Without the pictures, repeat the listing character for character.

• _Data excerpts_
============
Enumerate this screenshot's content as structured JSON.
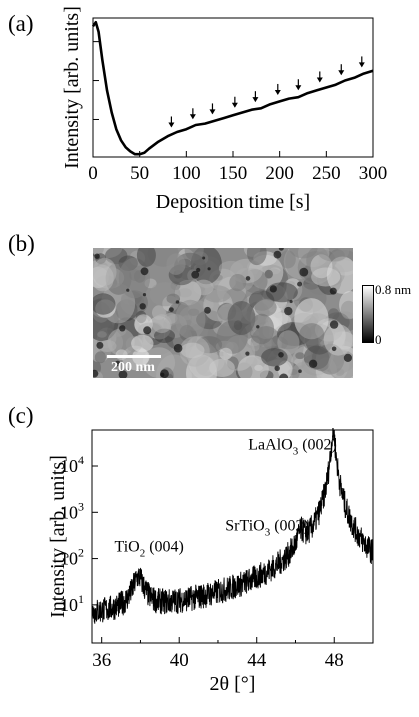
{
  "panel_labels": [
    "(a)",
    "(b)",
    "(c)"
  ],
  "afm": {
    "scalebar_label": "200 nm",
    "colorbar_max": "0.8 nm",
    "colorbar_min": "0"
  },
  "chart_data": [
    {
      "type": "line",
      "panel": "(a)",
      "xlabel": "Deposition time [s]",
      "ylabel": "Intensity [arb. units]",
      "xlim": [
        0,
        300
      ],
      "ylim": [
        0,
        1
      ],
      "x_ticks": [
        0,
        50,
        100,
        150,
        200,
        250,
        300
      ],
      "y_tick_labels_shown": false,
      "grid": false,
      "series": [
        {
          "x": [
            0,
            3,
            6,
            10,
            15,
            20,
            25,
            30,
            35,
            40,
            45,
            50,
            55,
            60,
            70,
            80,
            90,
            100,
            110,
            120,
            130,
            140,
            150,
            160,
            170,
            180,
            190,
            200,
            210,
            220,
            230,
            240,
            250,
            260,
            270,
            280,
            290,
            300
          ],
          "y": [
            0.94,
            0.97,
            0.9,
            0.7,
            0.48,
            0.32,
            0.2,
            0.12,
            0.07,
            0.04,
            0.02,
            0.02,
            0.03,
            0.06,
            0.11,
            0.15,
            0.18,
            0.2,
            0.23,
            0.24,
            0.26,
            0.28,
            0.3,
            0.32,
            0.34,
            0.35,
            0.38,
            0.4,
            0.42,
            0.43,
            0.46,
            0.48,
            0.5,
            0.52,
            0.55,
            0.57,
            0.6,
            0.62
          ]
        }
      ],
      "annotations": {
        "arrow_x": [
          84,
          107,
          128,
          152,
          174,
          198,
          220,
          243,
          266,
          288
        ]
      }
    },
    {
      "type": "line",
      "panel": "(c)",
      "xlabel": "2θ [°]",
      "ylabel": "Intensity [arb. units]",
      "xlim": [
        35.5,
        50
      ],
      "ylim": [
        1.5,
        60000
      ],
      "yscale": "log",
      "x_ticks": [
        36,
        40,
        44,
        48
      ],
      "y_ticks": [
        {
          "label": "10",
          "exp": "1",
          "value": 10
        },
        {
          "label": "10",
          "exp": "2",
          "value": 100
        },
        {
          "label": "10",
          "exp": "3",
          "value": 1000
        },
        {
          "label": "10",
          "exp": "4",
          "value": 10000
        }
      ],
      "grid": false,
      "peaks": [
        {
          "name": "TiO",
          "sub": "2",
          "rest": " (004)",
          "x": 37.9,
          "y": 35
        },
        {
          "name": "SrTiO",
          "sub": "3",
          "rest": " (002)",
          "x": 46.3,
          "y": 220
        },
        {
          "name": "LaAlO",
          "sub": "3",
          "rest": " (002)",
          "x": 47.95,
          "y": 55000
        }
      ],
      "baseline": 3
    }
  ]
}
============
• _Answer to this task_
Enumerate this screenshot's content as structured JSON.
{
  "panel_labels": [
    "(a)",
    "(b)",
    "(c)"
  ],
  "afm": {
    "scalebar_label": "200 nm",
    "colorbar_max": "0.8 nm",
    "colorbar_min": "0"
  },
  "chart_data": [
    {
      "type": "line",
      "panel": "(a)",
      "xlabel": "Deposition time [s]",
      "ylabel": "Intensity [arb. units]",
      "xlim": [
        0,
        300
      ],
      "ylim": [
        0,
        1
      ],
      "x_ticks": [
        0,
        50,
        100,
        150,
        200,
        250,
        300
      ],
      "y_tick_labels_shown": false,
      "grid": false,
      "series": [
        {
          "x": [
            0,
            3,
            6,
            10,
            15,
            20,
            25,
            30,
            35,
            40,
            45,
            50,
            55,
            60,
            70,
            80,
            90,
            100,
            110,
            120,
            130,
            140,
            150,
            160,
            170,
            180,
            190,
            200,
            210,
            220,
            230,
            240,
            250,
            260,
            270,
            280,
            290,
            300
          ],
          "y": [
            0.94,
            0.97,
            0.9,
            0.7,
            0.48,
            0.32,
            0.2,
            0.12,
            0.07,
            0.04,
            0.02,
            0.02,
            0.03,
            0.06,
            0.11,
            0.15,
            0.18,
            0.2,
            0.23,
            0.24,
            0.26,
            0.28,
            0.3,
            0.32,
            0.34,
            0.35,
            0.38,
            0.4,
            0.42,
            0.43,
            0.46,
            0.48,
            0.5,
            0.52,
            0.55,
            0.57,
            0.6,
            0.62
          ]
        }
      ],
      "annotations": {
        "arrow_x": [
          84,
          107,
          128,
          152,
          174,
          198,
          220,
          243,
          266,
          288
        ]
      }
    },
    {
      "type": "line",
      "panel": "(c)",
      "xlabel": "2θ [°]",
      "ylabel": "Intensity [arb. units]",
      "xlim": [
        35.5,
        50
      ],
      "ylim": [
        1.5,
        60000
      ],
      "yscale": "log",
      "x_ticks": [
        36,
        40,
        44,
        48
      ],
      "y_ticks": [
        {
          "label": "10",
          "exp": "1",
          "value": 10
        },
        {
          "label": "10",
          "exp": "2",
          "value": 100
        },
        {
          "label": "10",
          "exp": "3",
          "value": 1000
        },
        {
          "label": "10",
          "exp": "4",
          "value": 10000
        }
      ],
      "grid": false,
      "peaks": [
        {
          "name": "TiO",
          "sub": "2",
          "rest": " (004)",
          "x": 37.9,
          "y": 35
        },
        {
          "name": "SrTiO",
          "sub": "3",
          "rest": " (002)",
          "x": 46.3,
          "y": 220
        },
        {
          "name": "LaAlO",
          "sub": "3",
          "rest": " (002)",
          "x": 47.95,
          "y": 55000
        }
      ],
      "baseline": 3
    }
  ]
}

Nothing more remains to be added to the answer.